◆ **Task statement**
Scan the material and copy every line in which "content" appears.

◆ **Provided records**
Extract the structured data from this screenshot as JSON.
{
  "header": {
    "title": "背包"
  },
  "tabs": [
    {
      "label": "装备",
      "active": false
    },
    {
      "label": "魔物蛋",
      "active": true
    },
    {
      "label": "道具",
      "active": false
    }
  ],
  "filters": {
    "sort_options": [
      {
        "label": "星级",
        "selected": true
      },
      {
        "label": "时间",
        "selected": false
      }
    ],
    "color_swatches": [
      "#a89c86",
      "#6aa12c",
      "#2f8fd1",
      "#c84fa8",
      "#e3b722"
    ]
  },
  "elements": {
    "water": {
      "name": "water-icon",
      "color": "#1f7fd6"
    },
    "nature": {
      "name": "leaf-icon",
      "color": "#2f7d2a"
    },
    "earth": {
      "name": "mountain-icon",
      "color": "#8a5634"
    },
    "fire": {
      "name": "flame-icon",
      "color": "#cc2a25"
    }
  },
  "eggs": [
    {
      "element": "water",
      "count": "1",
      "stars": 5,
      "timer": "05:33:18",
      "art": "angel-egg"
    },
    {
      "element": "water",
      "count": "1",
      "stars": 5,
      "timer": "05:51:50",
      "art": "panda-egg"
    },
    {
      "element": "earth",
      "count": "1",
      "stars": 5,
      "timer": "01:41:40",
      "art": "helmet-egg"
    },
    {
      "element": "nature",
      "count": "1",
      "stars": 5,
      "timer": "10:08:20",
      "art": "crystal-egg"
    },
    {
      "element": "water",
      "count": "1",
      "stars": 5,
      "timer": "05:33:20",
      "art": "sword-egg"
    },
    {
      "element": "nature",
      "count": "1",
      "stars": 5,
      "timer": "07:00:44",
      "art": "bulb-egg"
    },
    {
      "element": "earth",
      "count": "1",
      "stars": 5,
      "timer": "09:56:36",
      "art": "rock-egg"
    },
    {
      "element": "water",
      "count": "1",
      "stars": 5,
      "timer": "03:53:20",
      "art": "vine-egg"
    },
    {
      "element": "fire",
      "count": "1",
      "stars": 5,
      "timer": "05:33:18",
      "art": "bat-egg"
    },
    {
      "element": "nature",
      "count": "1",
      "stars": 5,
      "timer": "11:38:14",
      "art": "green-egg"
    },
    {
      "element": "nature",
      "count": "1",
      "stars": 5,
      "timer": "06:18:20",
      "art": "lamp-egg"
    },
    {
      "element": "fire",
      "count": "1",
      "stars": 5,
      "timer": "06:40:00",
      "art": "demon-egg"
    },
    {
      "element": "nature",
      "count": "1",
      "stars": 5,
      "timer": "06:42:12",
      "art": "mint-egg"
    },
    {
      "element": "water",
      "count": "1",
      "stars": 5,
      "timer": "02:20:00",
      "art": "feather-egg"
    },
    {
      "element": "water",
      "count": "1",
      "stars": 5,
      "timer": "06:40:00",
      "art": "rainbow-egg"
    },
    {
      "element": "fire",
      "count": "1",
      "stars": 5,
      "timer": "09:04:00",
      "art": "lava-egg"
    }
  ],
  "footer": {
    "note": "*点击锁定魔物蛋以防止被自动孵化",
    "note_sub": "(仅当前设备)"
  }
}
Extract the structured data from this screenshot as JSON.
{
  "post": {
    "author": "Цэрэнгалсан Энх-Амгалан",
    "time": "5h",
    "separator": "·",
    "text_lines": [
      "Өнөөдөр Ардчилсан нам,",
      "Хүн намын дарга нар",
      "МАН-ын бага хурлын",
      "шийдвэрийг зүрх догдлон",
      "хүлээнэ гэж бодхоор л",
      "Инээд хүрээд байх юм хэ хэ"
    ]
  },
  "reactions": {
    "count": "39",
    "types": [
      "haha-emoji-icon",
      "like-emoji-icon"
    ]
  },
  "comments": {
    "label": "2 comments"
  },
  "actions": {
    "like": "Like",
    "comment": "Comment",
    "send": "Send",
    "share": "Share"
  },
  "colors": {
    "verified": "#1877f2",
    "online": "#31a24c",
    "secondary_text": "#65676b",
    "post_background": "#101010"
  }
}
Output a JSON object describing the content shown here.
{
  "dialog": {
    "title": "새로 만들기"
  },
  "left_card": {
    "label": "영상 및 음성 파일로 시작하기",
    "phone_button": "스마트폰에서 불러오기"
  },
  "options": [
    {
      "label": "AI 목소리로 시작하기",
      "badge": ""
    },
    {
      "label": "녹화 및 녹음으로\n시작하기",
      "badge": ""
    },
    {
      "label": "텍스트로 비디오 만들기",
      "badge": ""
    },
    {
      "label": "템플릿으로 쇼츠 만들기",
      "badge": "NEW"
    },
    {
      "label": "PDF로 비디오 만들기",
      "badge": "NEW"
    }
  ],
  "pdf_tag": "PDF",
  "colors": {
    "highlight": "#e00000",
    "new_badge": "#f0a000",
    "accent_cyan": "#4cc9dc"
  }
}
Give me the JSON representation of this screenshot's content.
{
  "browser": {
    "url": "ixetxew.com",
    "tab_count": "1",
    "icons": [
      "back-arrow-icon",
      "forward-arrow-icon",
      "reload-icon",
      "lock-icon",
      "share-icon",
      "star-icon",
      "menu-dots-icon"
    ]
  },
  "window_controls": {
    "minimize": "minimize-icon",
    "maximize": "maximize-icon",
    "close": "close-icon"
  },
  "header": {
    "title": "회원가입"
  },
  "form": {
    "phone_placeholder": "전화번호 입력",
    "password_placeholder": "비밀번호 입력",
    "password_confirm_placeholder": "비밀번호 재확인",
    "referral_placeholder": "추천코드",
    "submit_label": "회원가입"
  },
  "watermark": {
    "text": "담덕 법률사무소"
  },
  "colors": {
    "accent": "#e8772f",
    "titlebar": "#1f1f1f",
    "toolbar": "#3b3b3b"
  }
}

◆ **Task output**
Output a JSON object describing the content shown here.
Give me the JSON representation of this screenshot's content.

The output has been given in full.